Task requirements: Omit every picture and return the rest of the data unaltered.
— BEGIN —
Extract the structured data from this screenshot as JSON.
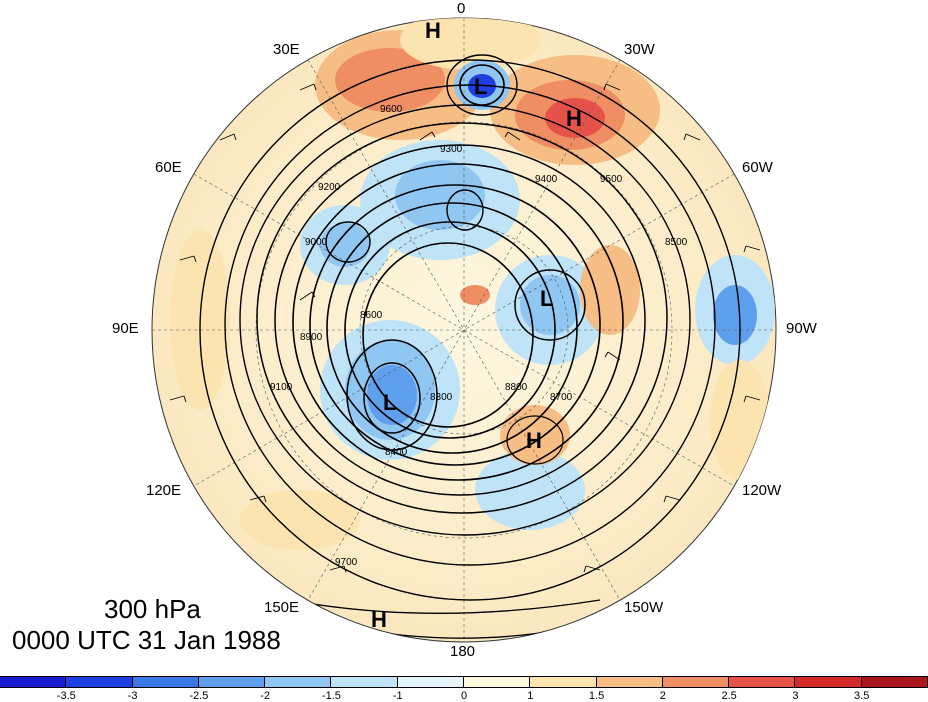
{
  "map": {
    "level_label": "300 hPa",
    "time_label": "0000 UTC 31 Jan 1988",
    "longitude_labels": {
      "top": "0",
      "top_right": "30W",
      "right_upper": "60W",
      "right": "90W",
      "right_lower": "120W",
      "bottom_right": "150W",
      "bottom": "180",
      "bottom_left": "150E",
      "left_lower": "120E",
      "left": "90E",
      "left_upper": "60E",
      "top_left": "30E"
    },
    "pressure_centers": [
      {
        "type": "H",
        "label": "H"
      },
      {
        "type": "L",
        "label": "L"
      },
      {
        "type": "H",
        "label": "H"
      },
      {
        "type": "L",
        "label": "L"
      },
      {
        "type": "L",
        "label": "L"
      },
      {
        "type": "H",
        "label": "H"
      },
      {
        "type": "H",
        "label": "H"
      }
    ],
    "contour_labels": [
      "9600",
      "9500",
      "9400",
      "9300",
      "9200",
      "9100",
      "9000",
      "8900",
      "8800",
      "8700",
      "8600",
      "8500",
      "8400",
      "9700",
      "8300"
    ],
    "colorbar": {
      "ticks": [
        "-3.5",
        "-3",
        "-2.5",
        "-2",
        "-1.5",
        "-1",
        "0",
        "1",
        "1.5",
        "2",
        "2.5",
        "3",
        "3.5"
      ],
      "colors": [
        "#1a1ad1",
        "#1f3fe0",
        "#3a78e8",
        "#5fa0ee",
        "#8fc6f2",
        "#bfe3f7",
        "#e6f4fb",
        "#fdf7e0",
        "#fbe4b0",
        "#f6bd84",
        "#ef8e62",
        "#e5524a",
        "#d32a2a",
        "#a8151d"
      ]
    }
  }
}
— END —
Response to this exercise:
Extract the structured data from this screenshot as JSON.
{
  "map": {
    "level_label": "300 hPa",
    "time_label": "0000 UTC 31 Jan 1988",
    "longitude_labels": {
      "top": "0",
      "top_right": "30W",
      "right_upper": "60W",
      "right": "90W",
      "right_lower": "120W",
      "bottom_right": "150W",
      "bottom": "180",
      "bottom_left": "150E",
      "left_lower": "120E",
      "left": "90E",
      "left_upper": "60E",
      "top_left": "30E"
    },
    "pressure_centers": [
      {
        "type": "H",
        "label": "H"
      },
      {
        "type": "L",
        "label": "L"
      },
      {
        "type": "H",
        "label": "H"
      },
      {
        "type": "L",
        "label": "L"
      },
      {
        "type": "L",
        "label": "L"
      },
      {
        "type": "H",
        "label": "H"
      },
      {
        "type": "H",
        "label": "H"
      }
    ],
    "contour_labels": [
      "9600",
      "9500",
      "9400",
      "9300",
      "9200",
      "9100",
      "9000",
      "8900",
      "8800",
      "8700",
      "8600",
      "8500",
      "8400",
      "9700",
      "8300"
    ],
    "colorbar": {
      "ticks": [
        "-3.5",
        "-3",
        "-2.5",
        "-2",
        "-1.5",
        "-1",
        "0",
        "1",
        "1.5",
        "2",
        "2.5",
        "3",
        "3.5"
      ],
      "colors": [
        "#1a1ad1",
        "#1f3fe0",
        "#3a78e8",
        "#5fa0ee",
        "#8fc6f2",
        "#bfe3f7",
        "#e6f4fb",
        "#fdf7e0",
        "#fbe4b0",
        "#f6bd84",
        "#ef8e62",
        "#e5524a",
        "#d32a2a",
        "#a8151d"
      ]
    }
  }
}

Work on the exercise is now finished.